What is being asked: Gather the lines from the material that contain "particularly".

[Data extracted from a collection]
-- start --

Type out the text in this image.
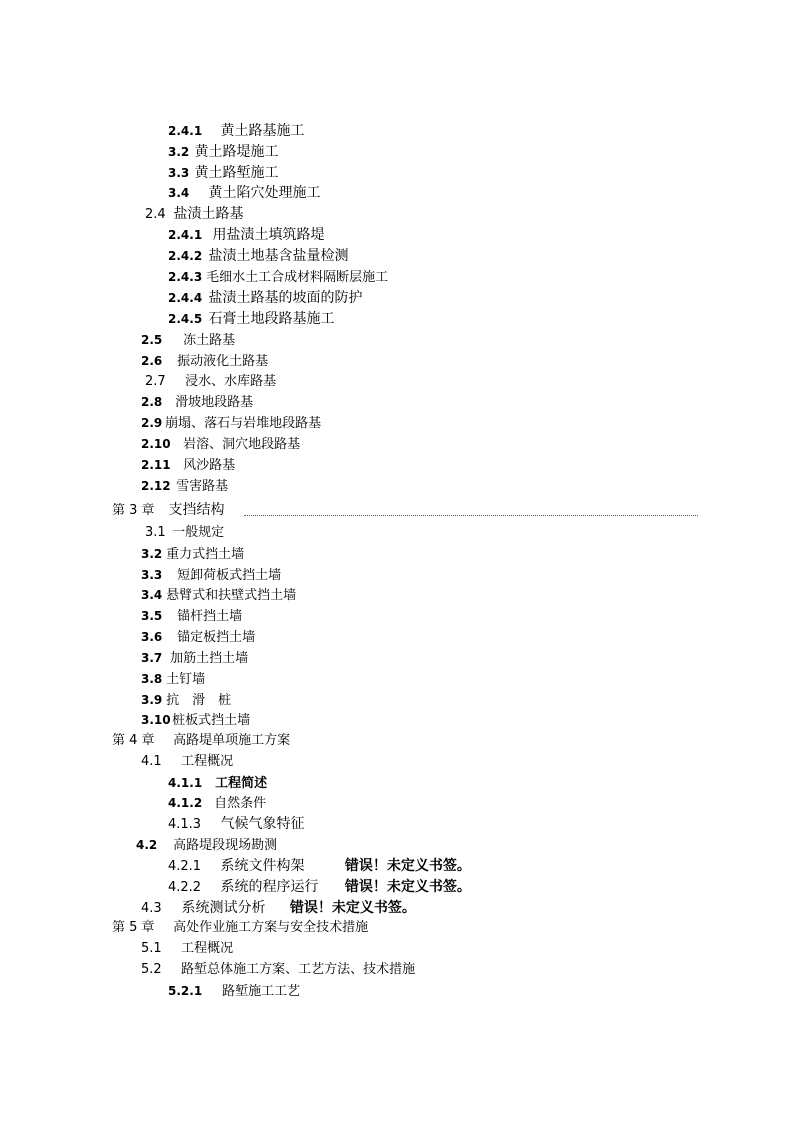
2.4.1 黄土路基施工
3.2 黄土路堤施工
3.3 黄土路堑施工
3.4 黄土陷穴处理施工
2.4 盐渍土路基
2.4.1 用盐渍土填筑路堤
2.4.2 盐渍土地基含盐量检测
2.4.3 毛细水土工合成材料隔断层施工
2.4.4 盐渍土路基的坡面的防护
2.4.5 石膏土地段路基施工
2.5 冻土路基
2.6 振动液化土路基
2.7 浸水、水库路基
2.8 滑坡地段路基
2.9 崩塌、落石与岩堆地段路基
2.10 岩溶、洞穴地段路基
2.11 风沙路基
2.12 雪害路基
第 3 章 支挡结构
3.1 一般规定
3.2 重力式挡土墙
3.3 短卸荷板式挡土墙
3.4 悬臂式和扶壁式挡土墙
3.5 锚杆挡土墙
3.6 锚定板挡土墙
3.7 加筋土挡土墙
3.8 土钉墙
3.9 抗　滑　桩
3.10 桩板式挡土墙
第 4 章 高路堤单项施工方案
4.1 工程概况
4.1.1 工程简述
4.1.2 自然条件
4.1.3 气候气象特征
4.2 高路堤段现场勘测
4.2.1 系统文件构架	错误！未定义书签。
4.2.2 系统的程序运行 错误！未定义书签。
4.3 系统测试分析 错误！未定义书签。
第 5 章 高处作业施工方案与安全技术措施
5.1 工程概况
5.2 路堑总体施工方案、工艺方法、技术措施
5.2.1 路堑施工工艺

-- end --
-- start --

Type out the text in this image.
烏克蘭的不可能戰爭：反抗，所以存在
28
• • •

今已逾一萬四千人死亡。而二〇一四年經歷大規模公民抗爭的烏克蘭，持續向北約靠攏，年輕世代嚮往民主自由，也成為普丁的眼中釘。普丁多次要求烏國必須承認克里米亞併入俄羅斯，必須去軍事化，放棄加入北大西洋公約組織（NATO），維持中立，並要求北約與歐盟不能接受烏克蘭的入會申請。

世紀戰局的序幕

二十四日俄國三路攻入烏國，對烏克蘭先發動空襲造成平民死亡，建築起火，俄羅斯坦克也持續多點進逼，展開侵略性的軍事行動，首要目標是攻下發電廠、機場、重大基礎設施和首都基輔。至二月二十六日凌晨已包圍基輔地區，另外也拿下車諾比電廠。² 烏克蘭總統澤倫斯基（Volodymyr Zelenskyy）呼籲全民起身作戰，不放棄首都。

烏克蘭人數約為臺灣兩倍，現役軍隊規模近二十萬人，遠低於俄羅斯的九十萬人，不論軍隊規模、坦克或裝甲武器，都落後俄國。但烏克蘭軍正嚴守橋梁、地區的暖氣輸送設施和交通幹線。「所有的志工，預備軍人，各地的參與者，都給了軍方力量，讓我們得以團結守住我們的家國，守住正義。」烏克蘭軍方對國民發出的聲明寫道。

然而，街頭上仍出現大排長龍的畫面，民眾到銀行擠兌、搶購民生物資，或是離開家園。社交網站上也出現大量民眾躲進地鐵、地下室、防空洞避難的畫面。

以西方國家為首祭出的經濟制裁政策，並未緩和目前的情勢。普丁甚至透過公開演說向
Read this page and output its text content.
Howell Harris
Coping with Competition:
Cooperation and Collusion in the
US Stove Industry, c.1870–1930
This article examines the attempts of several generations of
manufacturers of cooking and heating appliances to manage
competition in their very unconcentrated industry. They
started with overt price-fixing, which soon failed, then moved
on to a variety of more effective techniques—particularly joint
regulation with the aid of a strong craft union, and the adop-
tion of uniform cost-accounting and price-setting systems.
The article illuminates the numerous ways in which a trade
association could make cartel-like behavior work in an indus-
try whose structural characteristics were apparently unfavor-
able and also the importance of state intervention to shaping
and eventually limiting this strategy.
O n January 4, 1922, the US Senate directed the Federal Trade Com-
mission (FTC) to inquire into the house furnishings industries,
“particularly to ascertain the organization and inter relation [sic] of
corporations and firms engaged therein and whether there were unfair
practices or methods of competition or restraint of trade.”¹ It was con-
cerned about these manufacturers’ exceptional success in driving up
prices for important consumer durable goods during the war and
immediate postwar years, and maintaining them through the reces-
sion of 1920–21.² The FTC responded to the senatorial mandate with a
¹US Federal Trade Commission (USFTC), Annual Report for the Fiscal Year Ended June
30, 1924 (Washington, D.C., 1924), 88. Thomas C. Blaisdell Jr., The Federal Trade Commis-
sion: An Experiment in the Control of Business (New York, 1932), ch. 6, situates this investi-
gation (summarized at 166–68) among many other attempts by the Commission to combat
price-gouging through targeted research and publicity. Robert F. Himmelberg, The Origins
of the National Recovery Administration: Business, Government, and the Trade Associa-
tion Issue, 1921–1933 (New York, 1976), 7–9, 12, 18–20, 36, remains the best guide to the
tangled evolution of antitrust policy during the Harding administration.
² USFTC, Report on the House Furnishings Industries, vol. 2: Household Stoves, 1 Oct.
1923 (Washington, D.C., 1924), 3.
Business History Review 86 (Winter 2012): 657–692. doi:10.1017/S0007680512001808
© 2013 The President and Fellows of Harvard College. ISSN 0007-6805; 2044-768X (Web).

-- end --
-- start --

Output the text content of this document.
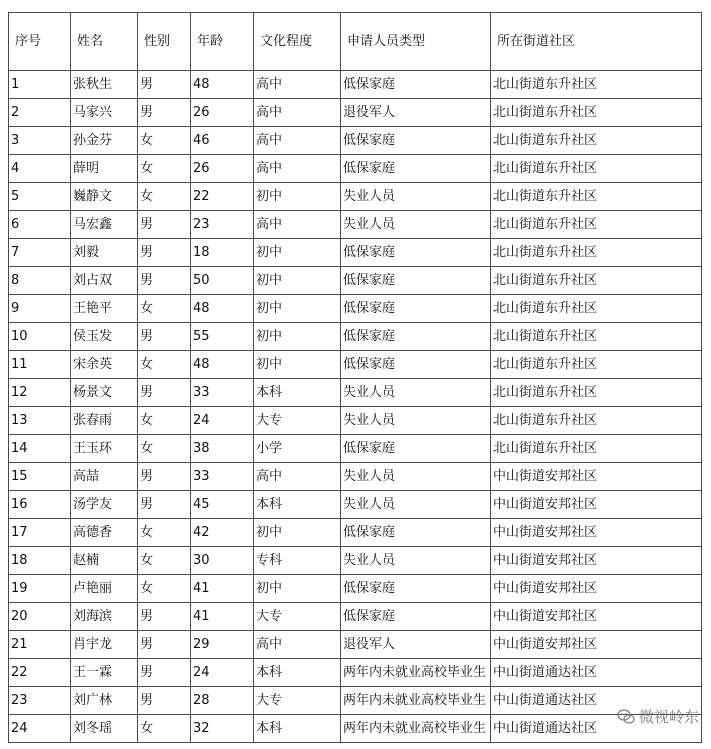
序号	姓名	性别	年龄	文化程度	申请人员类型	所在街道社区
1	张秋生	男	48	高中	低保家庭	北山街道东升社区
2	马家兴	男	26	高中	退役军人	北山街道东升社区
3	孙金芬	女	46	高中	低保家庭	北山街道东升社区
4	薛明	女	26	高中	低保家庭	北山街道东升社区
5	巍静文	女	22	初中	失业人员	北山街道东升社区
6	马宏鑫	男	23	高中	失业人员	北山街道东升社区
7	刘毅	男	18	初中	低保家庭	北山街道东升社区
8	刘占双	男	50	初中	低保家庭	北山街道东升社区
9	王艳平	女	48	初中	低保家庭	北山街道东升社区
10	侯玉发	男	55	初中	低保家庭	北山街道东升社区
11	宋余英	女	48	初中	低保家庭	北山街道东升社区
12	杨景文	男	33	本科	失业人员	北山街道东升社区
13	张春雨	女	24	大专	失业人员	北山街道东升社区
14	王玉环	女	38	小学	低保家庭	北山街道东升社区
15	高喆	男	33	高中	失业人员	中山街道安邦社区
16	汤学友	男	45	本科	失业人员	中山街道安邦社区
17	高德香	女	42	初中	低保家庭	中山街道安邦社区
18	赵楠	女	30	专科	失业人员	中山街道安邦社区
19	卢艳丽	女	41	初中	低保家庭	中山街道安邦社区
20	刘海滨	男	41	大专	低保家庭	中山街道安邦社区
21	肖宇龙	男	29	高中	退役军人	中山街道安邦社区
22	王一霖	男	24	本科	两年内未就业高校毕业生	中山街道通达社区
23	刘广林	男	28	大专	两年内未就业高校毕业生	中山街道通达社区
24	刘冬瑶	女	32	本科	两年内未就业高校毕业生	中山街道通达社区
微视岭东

-- end --

Response below:
on to a variety of more effective techniques—particularly joint
“particularly to ascertain the organization and inter relation [sic] of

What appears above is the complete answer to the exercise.